The problem: Copy each line below in which the word "color" occurs.

Figure record extracts

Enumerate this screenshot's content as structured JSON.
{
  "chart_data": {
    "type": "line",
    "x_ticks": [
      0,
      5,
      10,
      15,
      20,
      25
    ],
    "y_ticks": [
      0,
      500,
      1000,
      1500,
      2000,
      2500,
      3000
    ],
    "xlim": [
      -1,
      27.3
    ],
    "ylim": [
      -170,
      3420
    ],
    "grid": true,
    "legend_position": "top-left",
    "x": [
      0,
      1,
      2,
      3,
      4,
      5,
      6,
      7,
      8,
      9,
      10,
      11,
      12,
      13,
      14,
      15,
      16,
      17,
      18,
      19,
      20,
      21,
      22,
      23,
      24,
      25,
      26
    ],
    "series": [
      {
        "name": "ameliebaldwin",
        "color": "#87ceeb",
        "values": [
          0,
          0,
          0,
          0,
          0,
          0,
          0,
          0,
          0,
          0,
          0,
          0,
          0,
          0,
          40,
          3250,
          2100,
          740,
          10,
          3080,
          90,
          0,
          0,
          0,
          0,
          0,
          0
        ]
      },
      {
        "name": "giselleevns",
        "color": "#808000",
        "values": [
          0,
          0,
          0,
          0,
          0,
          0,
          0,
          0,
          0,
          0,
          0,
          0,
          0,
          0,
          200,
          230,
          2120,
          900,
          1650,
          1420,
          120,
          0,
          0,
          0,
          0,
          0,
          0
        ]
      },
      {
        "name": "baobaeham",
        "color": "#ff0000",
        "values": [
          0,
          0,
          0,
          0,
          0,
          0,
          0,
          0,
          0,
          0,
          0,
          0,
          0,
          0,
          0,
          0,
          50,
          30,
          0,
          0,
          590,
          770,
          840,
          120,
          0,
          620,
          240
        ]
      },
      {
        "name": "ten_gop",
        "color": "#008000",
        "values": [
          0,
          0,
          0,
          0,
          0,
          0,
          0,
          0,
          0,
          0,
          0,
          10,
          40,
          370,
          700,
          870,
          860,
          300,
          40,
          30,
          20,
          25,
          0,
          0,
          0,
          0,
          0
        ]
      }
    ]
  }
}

Correct response:
        "color": "#87ceeb",
        "color": "#808000",
        "color": "#ff0000",
        "color": "#008000",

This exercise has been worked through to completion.